--- Records for this task ---
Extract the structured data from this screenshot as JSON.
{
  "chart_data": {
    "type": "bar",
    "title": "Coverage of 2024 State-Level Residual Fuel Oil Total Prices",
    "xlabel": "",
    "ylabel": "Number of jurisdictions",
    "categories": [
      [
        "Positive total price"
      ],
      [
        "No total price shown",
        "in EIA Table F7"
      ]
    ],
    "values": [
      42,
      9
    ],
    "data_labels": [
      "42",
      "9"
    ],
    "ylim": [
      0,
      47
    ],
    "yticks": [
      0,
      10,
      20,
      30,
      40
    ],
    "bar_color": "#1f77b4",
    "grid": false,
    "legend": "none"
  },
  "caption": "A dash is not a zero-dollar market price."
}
---
## Exercise task
Return each line of the data exactly as written above.

## Task solution
Extract the structured data from this screenshot as JSON.
{
  "chart_data": {
    "type": "bar",
    "title": "Coverage of 2024 State-Level Residual Fuel Oil Total Prices",
    "xlabel": "",
    "ylabel": "Number of jurisdictions",
    "categories": [
      [
        "Positive total price"
      ],
      [
        "No total price shown",
        "in EIA Table F7"
      ]
    ],
    "values": [
      42,
      9
    ],
    "data_labels": [
      "42",
      "9"
    ],
    "ylim": [
      0,
      47
    ],
    "yticks": [
      0,
      10,
      20,
      30,
      40
    ],
    "bar_color": "#1f77b4",
    "grid": false,
    "legend": "none"
  },
  "caption": "A dash is not a zero-dollar market price."
}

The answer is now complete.